DATASET RECORDS.

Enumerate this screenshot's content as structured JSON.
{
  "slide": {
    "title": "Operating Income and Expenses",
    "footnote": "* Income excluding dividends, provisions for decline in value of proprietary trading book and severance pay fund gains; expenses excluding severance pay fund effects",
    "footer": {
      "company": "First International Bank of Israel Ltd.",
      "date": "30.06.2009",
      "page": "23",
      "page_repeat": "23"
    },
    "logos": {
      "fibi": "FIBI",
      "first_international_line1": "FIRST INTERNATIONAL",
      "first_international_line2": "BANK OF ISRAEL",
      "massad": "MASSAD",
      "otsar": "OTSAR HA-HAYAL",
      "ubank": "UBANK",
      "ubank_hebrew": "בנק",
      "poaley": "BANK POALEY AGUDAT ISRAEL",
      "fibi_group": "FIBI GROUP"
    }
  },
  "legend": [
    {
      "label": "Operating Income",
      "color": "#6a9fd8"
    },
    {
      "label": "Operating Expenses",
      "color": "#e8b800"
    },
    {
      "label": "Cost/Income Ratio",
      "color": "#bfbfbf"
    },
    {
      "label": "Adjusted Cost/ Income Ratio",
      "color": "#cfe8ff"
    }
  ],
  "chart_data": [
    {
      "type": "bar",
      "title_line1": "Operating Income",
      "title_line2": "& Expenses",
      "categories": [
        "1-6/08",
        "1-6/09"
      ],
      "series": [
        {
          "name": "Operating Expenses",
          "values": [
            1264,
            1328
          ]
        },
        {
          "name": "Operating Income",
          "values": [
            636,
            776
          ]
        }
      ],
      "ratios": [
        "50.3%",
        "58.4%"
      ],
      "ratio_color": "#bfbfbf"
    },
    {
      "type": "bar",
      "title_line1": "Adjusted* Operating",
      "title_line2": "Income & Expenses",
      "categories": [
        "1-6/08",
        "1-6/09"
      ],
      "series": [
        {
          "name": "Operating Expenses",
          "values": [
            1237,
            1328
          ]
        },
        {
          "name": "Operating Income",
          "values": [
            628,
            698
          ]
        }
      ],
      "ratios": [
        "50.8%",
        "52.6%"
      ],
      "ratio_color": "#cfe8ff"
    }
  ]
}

TASK BRIEF. Report all lines of the material that contain the word "Income".

FINISHED EXERCISE.
    "title": "Operating Income and Expenses",
    "footnote": "* Income excluding dividends, provisions for decline in value of proprietary trading book and severance pay fund gains; expenses excluding severance pay fund effects",
      "label": "Operating Income",
      "label": "Cost/Income Ratio",
      "label": "Adjusted Cost/ Income Ratio",
      "title_line1": "Operating Income",
          "name": "Operating Income",
      "title_line2": "Income & Expenses",
          "name": "Operating Income",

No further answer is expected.